_OBJECTIVE:_ Write the data out again exactly, with no pictures.

# START OF RECORD EXTRACTS

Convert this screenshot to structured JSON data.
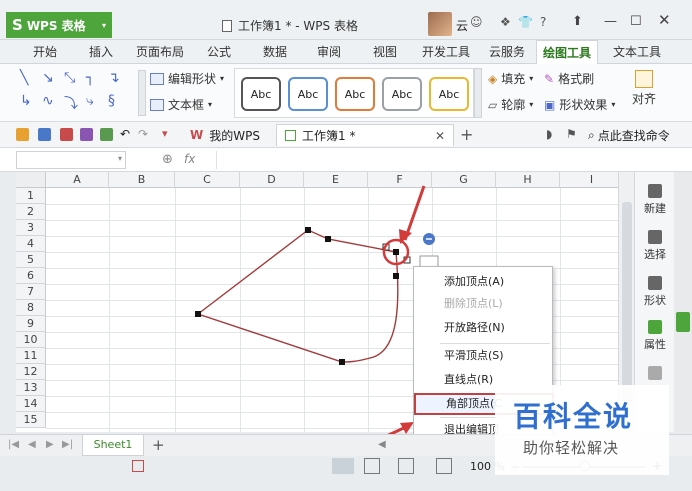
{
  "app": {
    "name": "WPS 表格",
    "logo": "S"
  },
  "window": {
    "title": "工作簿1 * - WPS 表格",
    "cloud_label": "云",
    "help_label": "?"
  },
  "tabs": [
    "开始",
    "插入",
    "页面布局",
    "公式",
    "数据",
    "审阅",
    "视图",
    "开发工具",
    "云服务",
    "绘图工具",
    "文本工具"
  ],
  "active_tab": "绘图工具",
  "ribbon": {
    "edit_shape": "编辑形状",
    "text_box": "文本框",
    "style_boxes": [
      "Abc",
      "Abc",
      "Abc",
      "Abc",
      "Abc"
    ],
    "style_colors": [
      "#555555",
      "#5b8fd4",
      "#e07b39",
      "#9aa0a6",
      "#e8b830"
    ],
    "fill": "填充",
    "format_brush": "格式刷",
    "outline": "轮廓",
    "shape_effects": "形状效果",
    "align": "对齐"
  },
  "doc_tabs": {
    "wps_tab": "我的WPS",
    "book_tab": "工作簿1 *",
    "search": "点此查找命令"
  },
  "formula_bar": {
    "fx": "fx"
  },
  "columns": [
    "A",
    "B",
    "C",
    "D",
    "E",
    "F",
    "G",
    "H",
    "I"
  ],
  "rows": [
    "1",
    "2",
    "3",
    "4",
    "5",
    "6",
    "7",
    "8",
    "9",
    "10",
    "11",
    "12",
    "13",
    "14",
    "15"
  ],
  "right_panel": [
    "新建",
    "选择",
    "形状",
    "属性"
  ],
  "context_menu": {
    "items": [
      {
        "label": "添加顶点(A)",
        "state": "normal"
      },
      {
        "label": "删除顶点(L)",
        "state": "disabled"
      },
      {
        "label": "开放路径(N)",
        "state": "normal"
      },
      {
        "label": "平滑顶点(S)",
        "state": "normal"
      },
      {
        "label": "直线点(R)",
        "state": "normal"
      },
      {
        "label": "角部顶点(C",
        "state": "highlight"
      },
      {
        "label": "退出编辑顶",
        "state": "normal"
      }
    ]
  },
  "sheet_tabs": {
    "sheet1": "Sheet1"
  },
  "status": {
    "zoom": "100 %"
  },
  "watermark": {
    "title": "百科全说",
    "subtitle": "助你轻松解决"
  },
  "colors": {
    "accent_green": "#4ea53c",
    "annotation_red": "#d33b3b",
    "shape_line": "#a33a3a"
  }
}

# END OF RECORD EXTRACTS

_OUTPUT FOR THIS EXERCISE:_
Convert this screenshot to structured JSON data.
{
  "app": {
    "name": "WPS 表格",
    "logo": "S"
  },
  "window": {
    "title": "工作簿1 * - WPS 表格",
    "cloud_label": "云",
    "help_label": "?"
  },
  "tabs": [
    "开始",
    "插入",
    "页面布局",
    "公式",
    "数据",
    "审阅",
    "视图",
    "开发工具",
    "云服务",
    "绘图工具",
    "文本工具"
  ],
  "active_tab": "绘图工具",
  "ribbon": {
    "edit_shape": "编辑形状",
    "text_box": "文本框",
    "style_boxes": [
      "Abc",
      "Abc",
      "Abc",
      "Abc",
      "Abc"
    ],
    "style_colors": [
      "#555555",
      "#5b8fd4",
      "#e07b39",
      "#9aa0a6",
      "#e8b830"
    ],
    "fill": "填充",
    "format_brush": "格式刷",
    "outline": "轮廓",
    "shape_effects": "形状效果",
    "align": "对齐"
  },
  "doc_tabs": {
    "wps_tab": "我的WPS",
    "book_tab": "工作簿1 *",
    "search": "点此查找命令"
  },
  "formula_bar": {
    "fx": "fx"
  },
  "columns": [
    "A",
    "B",
    "C",
    "D",
    "E",
    "F",
    "G",
    "H",
    "I"
  ],
  "rows": [
    "1",
    "2",
    "3",
    "4",
    "5",
    "6",
    "7",
    "8",
    "9",
    "10",
    "11",
    "12",
    "13",
    "14",
    "15"
  ],
  "right_panel": [
    "新建",
    "选择",
    "形状",
    "属性"
  ],
  "context_menu": {
    "items": [
      {
        "label": "添加顶点(A)",
        "state": "normal"
      },
      {
        "label": "删除顶点(L)",
        "state": "disabled"
      },
      {
        "label": "开放路径(N)",
        "state": "normal"
      },
      {
        "label": "平滑顶点(S)",
        "state": "normal"
      },
      {
        "label": "直线点(R)",
        "state": "normal"
      },
      {
        "label": "角部顶点(C",
        "state": "highlight"
      },
      {
        "label": "退出编辑顶",
        "state": "normal"
      }
    ]
  },
  "sheet_tabs": {
    "sheet1": "Sheet1"
  },
  "status": {
    "zoom": "100 %"
  },
  "watermark": {
    "title": "百科全说",
    "subtitle": "助你轻松解决"
  },
  "colors": {
    "accent_green": "#4ea53c",
    "annotation_red": "#d33b3b",
    "shape_line": "#a33a3a"
  }
}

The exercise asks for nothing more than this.